Task statement
The listing below must be repeated word for word, with its images excluded.

>> start Material for the task

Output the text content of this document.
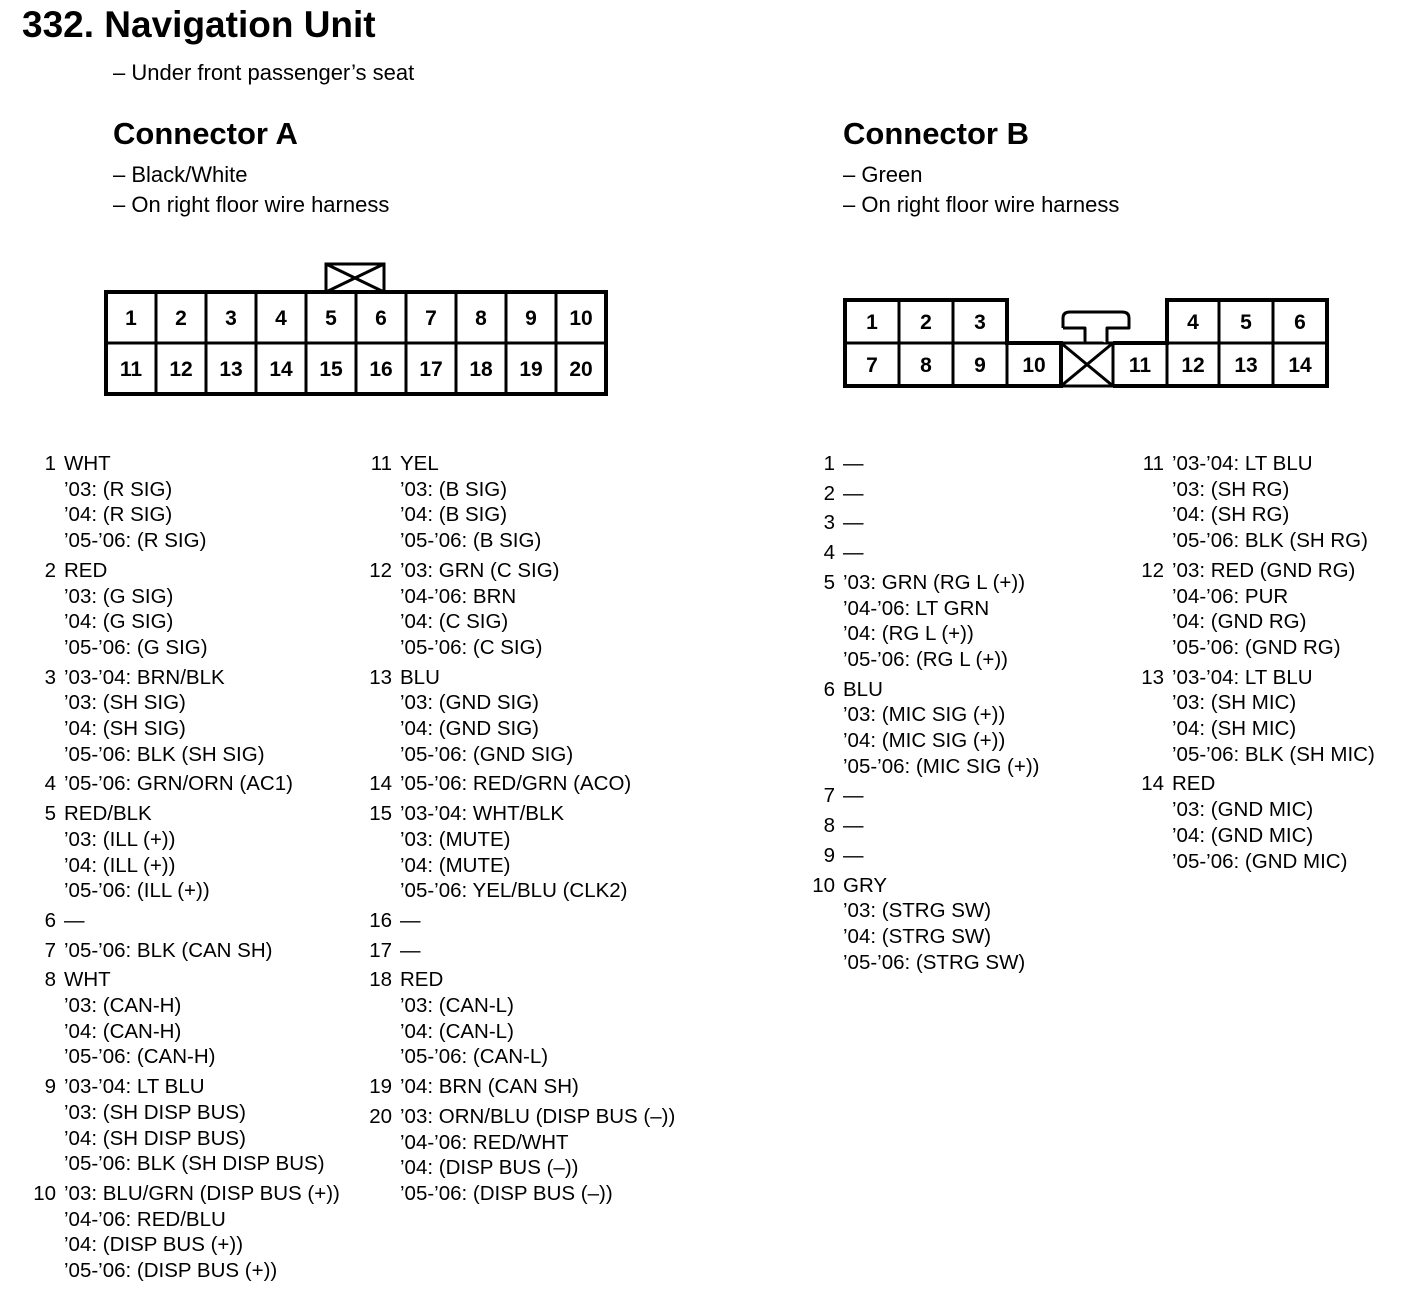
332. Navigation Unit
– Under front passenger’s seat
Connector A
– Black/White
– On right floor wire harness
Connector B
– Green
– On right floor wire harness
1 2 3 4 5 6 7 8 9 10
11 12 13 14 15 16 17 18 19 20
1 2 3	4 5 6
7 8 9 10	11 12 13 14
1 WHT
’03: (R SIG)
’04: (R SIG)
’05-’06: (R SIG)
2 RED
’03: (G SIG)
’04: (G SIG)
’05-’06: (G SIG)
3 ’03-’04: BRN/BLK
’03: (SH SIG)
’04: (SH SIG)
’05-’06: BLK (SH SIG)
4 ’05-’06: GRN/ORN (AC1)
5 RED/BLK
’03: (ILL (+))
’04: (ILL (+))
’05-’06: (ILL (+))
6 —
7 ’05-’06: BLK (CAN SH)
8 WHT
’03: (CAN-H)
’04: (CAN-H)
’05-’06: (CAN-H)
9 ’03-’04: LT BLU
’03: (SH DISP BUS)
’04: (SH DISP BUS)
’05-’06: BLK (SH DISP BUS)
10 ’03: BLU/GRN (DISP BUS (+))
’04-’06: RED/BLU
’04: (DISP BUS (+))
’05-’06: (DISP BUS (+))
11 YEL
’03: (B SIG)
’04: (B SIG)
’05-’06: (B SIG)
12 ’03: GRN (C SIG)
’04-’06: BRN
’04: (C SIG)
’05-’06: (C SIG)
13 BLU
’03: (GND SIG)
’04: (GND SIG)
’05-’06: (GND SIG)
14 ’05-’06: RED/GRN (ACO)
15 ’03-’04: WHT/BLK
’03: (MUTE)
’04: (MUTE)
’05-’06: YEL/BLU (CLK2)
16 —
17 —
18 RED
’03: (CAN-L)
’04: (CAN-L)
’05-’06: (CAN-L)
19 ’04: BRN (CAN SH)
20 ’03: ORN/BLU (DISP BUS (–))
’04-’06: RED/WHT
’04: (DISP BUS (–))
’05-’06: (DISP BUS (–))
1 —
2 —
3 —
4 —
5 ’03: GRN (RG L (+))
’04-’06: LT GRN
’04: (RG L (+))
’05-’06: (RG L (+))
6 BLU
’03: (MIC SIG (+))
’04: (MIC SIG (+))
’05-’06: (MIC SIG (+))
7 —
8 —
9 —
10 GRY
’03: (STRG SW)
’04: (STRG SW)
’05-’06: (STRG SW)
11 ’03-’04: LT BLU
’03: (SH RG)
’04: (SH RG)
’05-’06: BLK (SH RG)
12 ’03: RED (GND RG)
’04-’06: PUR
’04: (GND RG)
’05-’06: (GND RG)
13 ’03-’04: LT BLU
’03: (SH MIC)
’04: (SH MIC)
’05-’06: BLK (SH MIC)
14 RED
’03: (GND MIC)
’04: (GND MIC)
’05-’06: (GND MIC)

>> end Material for the task

Answer to the problem
Output the text content of this document.
332. Navigation Unit
– Under front passenger’s seat
Connector A
– Black/White
– On right floor wire harness
Connector B
– Green
– On right floor wire harness
1 2 3 4 5 6 7 8 9 10
11 12 13 14 15 16 17 18 19 20
1 2 3	4 5 6
7 8 9 10	11 12 13 14
1 WHT
’03: (R SIG)
’04: (R SIG)
’05-’06: (R SIG)
2 RED
’03: (G SIG)
’04: (G SIG)
’05-’06: (G SIG)
3 ’03-’04: BRN/BLK
’03: (SH SIG)
’04: (SH SIG)
’05-’06: BLK (SH SIG)
4 ’05-’06: GRN/ORN (AC1)
5 RED/BLK
’03: (ILL (+))
’04: (ILL (+))
’05-’06: (ILL (+))
6 —
7 ’05-’06: BLK (CAN SH)
8 WHT
’03: (CAN-H)
’04: (CAN-H)
’05-’06: (CAN-H)
9 ’03-’04: LT BLU
’03: (SH DISP BUS)
’04: (SH DISP BUS)
’05-’06: BLK (SH DISP BUS)
10 ’03: BLU/GRN (DISP BUS (+))
’04-’06: RED/BLU
’04: (DISP BUS (+))
’05-’06: (DISP BUS (+))
11 YEL
’03: (B SIG)
’04: (B SIG)
’05-’06: (B SIG)
12 ’03: GRN (C SIG)
’04-’06: BRN
’04: (C SIG)
’05-’06: (C SIG)
13 BLU
’03: (GND SIG)
’04: (GND SIG)
’05-’06: (GND SIG)
14 ’05-’06: RED/GRN (ACO)
15 ’03-’04: WHT/BLK
’03: (MUTE)
’04: (MUTE)
’05-’06: YEL/BLU (CLK2)
16 —
17 —
18 RED
’03: (CAN-L)
’04: (CAN-L)
’05-’06: (CAN-L)
19 ’04: BRN (CAN SH)
20 ’03: ORN/BLU (DISP BUS (–))
’04-’06: RED/WHT
’04: (DISP BUS (–))
’05-’06: (DISP BUS (–))
1 —
2 —
3 —
4 —
5 ’03: GRN (RG L (+))
’04-’06: LT GRN
’04: (RG L (+))
’05-’06: (RG L (+))
6 BLU
’03: (MIC SIG (+))
’04: (MIC SIG (+))
’05-’06: (MIC SIG (+))
7 —
8 —
9 —
10 GRY
’03: (STRG SW)
’04: (STRG SW)
’05-’06: (STRG SW)
11 ’03-’04: LT BLU
’03: (SH RG)
’04: (SH RG)
’05-’06: BLK (SH RG)
12 ’03: RED (GND RG)
’04-’06: PUR
’04: (GND RG)
’05-’06: (GND RG)
13 ’03-’04: LT BLU
’03: (SH MIC)
’04: (SH MIC)
’05-’06: BLK (SH MIC)
14 RED
’03: (GND MIC)
’04: (GND MIC)
’05-’06: (GND MIC)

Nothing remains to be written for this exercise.